[Extracted records]
◆ ◆ ◆

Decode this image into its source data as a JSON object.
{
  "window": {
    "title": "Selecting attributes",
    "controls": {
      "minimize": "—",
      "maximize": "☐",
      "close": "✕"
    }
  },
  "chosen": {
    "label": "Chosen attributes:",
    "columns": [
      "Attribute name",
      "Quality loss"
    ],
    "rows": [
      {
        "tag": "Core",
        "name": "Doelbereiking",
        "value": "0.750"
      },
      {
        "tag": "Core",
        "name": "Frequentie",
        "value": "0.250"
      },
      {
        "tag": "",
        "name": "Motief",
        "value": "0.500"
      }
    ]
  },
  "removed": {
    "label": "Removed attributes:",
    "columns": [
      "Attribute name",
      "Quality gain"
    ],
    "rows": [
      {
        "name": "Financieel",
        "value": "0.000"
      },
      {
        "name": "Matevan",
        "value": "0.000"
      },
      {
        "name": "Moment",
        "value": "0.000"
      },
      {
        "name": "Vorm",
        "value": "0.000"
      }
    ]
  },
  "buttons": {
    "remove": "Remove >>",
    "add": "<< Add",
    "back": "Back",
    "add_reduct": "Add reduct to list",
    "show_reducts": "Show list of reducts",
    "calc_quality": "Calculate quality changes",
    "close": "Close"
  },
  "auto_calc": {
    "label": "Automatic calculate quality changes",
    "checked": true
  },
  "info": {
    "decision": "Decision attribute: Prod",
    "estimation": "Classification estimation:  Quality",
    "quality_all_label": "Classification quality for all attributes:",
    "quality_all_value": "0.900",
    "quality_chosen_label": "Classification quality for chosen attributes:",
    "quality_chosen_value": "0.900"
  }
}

◆ ◆ ◆

### GIVEN TASK
In the records above, find each line holding "Classification" and copy it.

### PROBLEM SOLUTION
    "estimation": "Classification estimation:  Quality",
    "quality_all_label": "Classification quality for all attributes:",
    "quality_chosen_label": "Classification quality for chosen attributes:",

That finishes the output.